(Rows from a dataset)
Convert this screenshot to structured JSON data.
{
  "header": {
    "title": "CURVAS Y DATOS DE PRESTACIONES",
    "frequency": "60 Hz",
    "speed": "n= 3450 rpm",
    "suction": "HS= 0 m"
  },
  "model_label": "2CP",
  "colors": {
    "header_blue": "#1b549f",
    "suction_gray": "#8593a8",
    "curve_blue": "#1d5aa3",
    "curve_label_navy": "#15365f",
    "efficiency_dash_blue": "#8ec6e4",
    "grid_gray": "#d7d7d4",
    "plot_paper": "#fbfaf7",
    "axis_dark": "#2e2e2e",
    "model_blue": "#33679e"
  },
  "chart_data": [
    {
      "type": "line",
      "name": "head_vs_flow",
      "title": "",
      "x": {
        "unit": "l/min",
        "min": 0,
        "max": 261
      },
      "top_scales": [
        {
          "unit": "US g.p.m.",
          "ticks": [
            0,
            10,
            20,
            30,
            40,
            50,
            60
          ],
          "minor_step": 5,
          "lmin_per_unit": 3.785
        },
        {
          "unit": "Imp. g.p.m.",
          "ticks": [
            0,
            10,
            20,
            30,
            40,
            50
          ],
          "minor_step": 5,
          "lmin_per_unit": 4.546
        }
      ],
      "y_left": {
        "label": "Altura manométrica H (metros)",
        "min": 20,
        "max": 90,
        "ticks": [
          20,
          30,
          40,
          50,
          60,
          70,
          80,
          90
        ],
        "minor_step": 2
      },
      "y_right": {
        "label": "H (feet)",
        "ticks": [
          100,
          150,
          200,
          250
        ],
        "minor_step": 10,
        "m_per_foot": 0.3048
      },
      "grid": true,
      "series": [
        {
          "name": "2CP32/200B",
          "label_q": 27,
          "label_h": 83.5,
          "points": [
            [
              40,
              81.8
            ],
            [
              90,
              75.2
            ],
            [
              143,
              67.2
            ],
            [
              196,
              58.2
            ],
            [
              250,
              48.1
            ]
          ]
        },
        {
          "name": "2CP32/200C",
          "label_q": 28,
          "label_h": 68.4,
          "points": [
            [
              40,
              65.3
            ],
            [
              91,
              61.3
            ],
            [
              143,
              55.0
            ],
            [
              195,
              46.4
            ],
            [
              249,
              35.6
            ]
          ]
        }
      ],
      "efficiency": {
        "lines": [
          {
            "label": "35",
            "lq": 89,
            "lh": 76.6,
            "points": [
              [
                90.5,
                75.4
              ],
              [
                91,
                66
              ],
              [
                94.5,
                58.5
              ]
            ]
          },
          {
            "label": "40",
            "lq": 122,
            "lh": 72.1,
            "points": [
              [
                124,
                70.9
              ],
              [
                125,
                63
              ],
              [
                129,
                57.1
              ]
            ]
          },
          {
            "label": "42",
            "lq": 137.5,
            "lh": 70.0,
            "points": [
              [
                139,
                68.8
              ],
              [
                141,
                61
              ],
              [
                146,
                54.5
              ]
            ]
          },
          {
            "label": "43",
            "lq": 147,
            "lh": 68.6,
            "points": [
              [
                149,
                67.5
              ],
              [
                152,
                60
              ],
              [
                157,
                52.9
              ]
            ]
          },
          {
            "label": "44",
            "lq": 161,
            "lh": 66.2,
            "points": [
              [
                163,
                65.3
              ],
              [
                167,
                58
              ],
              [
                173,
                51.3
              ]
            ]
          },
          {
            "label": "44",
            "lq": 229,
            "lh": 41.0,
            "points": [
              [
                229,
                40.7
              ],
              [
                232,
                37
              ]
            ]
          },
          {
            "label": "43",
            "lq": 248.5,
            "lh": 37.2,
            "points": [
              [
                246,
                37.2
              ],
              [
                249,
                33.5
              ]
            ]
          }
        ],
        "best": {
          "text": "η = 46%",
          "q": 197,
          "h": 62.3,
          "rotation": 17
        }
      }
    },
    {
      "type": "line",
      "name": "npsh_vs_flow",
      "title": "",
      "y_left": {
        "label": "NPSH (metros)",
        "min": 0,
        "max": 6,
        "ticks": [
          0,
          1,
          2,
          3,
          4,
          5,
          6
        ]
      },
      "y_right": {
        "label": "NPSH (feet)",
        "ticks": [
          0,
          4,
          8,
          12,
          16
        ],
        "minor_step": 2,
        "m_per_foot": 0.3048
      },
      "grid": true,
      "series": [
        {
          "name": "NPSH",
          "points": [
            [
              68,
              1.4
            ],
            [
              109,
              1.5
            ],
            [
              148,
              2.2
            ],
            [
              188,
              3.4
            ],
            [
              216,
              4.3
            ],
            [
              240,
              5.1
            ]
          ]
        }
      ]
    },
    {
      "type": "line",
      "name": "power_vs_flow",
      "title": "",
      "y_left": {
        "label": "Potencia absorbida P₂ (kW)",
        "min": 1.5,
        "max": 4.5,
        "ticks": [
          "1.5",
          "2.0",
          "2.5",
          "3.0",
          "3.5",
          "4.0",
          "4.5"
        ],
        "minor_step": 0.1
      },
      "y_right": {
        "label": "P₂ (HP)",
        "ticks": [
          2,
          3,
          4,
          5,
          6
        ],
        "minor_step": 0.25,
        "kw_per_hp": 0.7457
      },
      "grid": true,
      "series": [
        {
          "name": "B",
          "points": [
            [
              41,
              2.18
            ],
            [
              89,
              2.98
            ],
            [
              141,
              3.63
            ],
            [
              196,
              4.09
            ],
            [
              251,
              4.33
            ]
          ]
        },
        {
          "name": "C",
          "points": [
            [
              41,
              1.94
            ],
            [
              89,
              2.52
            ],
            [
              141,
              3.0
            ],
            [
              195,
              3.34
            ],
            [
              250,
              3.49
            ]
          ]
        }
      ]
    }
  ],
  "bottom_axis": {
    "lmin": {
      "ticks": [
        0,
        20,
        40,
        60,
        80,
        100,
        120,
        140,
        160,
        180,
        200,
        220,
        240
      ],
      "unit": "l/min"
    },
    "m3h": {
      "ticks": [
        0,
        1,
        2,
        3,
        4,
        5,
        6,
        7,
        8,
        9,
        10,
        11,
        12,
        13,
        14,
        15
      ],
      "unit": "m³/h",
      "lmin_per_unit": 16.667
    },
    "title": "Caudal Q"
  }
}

What to produce:
All records above must be set down exactly, please.

Expected output:
Convert this screenshot to structured JSON data.
{
  "header": {
    "title": "CURVAS Y DATOS DE PRESTACIONES",
    "frequency": "60 Hz",
    "speed": "n= 3450 rpm",
    "suction": "HS= 0 m"
  },
  "model_label": "2CP",
  "colors": {
    "header_blue": "#1b549f",
    "suction_gray": "#8593a8",
    "curve_blue": "#1d5aa3",
    "curve_label_navy": "#15365f",
    "efficiency_dash_blue": "#8ec6e4",
    "grid_gray": "#d7d7d4",
    "plot_paper": "#fbfaf7",
    "axis_dark": "#2e2e2e",
    "model_blue": "#33679e"
  },
  "chart_data": [
    {
      "type": "line",
      "name": "head_vs_flow",
      "title": "",
      "x": {
        "unit": "l/min",
        "min": 0,
        "max": 261
      },
      "top_scales": [
        {
          "unit": "US g.p.m.",
          "ticks": [
            0,
            10,
            20,
            30,
            40,
            50,
            60
          ],
          "minor_step": 5,
          "lmin_per_unit": 3.785
        },
        {
          "unit": "Imp. g.p.m.",
          "ticks": [
            0,
            10,
            20,
            30,
            40,
            50
          ],
          "minor_step": 5,
          "lmin_per_unit": 4.546
        }
      ],
      "y_left": {
        "label": "Altura manométrica H (metros)",
        "min": 20,
        "max": 90,
        "ticks": [
          20,
          30,
          40,
          50,
          60,
          70,
          80,
          90
        ],
        "minor_step": 2
      },
      "y_right": {
        "label": "H (feet)",
        "ticks": [
          100,
          150,
          200,
          250
        ],
        "minor_step": 10,
        "m_per_foot": 0.3048
      },
      "grid": true,
      "series": [
        {
          "name": "2CP32/200B",
          "label_q": 27,
          "label_h": 83.5,
          "points": [
            [
              40,
              81.8
            ],
            [
              90,
              75.2
            ],
            [
              143,
              67.2
            ],
            [
              196,
              58.2
            ],
            [
              250,
              48.1
            ]
          ]
        },
        {
          "name": "2CP32/200C",
          "label_q": 28,
          "label_h": 68.4,
          "points": [
            [
              40,
              65.3
            ],
            [
              91,
              61.3
            ],
            [
              143,
              55.0
            ],
            [
              195,
              46.4
            ],
            [
              249,
              35.6
            ]
          ]
        }
      ],
      "efficiency": {
        "lines": [
          {
            "label": "35",
            "lq": 89,
            "lh": 76.6,
            "points": [
              [
                90.5,
                75.4
              ],
              [
                91,
                66
              ],
              [
                94.5,
                58.5
              ]
            ]
          },
          {
            "label": "40",
            "lq": 122,
            "lh": 72.1,
            "points": [
              [
                124,
                70.9
              ],
              [
                125,
                63
              ],
              [
                129,
                57.1
              ]
            ]
          },
          {
            "label": "42",
            "lq": 137.5,
            "lh": 70.0,
            "points": [
              [
                139,
                68.8
              ],
              [
                141,
                61
              ],
              [
                146,
                54.5
              ]
            ]
          },
          {
            "label": "43",
            "lq": 147,
            "lh": 68.6,
            "points": [
              [
                149,
                67.5
              ],
              [
                152,
                60
              ],
              [
                157,
                52.9
              ]
            ]
          },
          {
            "label": "44",
            "lq": 161,
            "lh": 66.2,
            "points": [
              [
                163,
                65.3
              ],
              [
                167,
                58
              ],
              [
                173,
                51.3
              ]
            ]
          },
          {
            "label": "44",
            "lq": 229,
            "lh": 41.0,
            "points": [
              [
                229,
                40.7
              ],
              [
                232,
                37
              ]
            ]
          },
          {
            "label": "43",
            "lq": 248.5,
            "lh": 37.2,
            "points": [
              [
                246,
                37.2
              ],
              [
                249,
                33.5
              ]
            ]
          }
        ],
        "best": {
          "text": "η = 46%",
          "q": 197,
          "h": 62.3,
          "rotation": 17
        }
      }
    },
    {
      "type": "line",
      "name": "npsh_vs_flow",
      "title": "",
      "y_left": {
        "label": "NPSH (metros)",
        "min": 0,
        "max": 6,
        "ticks": [
          0,
          1,
          2,
          3,
          4,
          5,
          6
        ]
      },
      "y_right": {
        "label": "NPSH (feet)",
        "ticks": [
          0,
          4,
          8,
          12,
          16
        ],
        "minor_step": 2,
        "m_per_foot": 0.3048
      },
      "grid": true,
      "series": [
        {
          "name": "NPSH",
          "points": [
            [
              68,
              1.4
            ],
            [
              109,
              1.5
            ],
            [
              148,
              2.2
            ],
            [
              188,
              3.4
            ],
            [
              216,
              4.3
            ],
            [
              240,
              5.1
            ]
          ]
        }
      ]
    },
    {
      "type": "line",
      "name": "power_vs_flow",
      "title": "",
      "y_left": {
        "label": "Potencia absorbida P₂ (kW)",
        "min": 1.5,
        "max": 4.5,
        "ticks": [
          "1.5",
          "2.0",
          "2.5",
          "3.0",
          "3.5",
          "4.0",
          "4.5"
        ],
        "minor_step": 0.1
      },
      "y_right": {
        "label": "P₂ (HP)",
        "ticks": [
          2,
          3,
          4,
          5,
          6
        ],
        "minor_step": 0.25,
        "kw_per_hp": 0.7457
      },
      "grid": true,
      "series": [
        {
          "name": "B",
          "points": [
            [
              41,
              2.18
            ],
            [
              89,
              2.98
            ],
            [
              141,
              3.63
            ],
            [
              196,
              4.09
            ],
            [
              251,
              4.33
            ]
          ]
        },
        {
          "name": "C",
          "points": [
            [
              41,
              1.94
            ],
            [
              89,
              2.52
            ],
            [
              141,
              3.0
            ],
            [
              195,
              3.34
            ],
            [
              250,
              3.49
            ]
          ]
        }
      ]
    }
  ],
  "bottom_axis": {
    "lmin": {
      "ticks": [
        0,
        20,
        40,
        60,
        80,
        100,
        120,
        140,
        160,
        180,
        200,
        220,
        240
      ],
      "unit": "l/min"
    },
    "m3h": {
      "ticks": [
        0,
        1,
        2,
        3,
        4,
        5,
        6,
        7,
        8,
        9,
        10,
        11,
        12,
        13,
        14,
        15
      ],
      "unit": "m³/h",
      "lmin_per_unit": 16.667
    },
    "title": "Caudal Q"
  }
}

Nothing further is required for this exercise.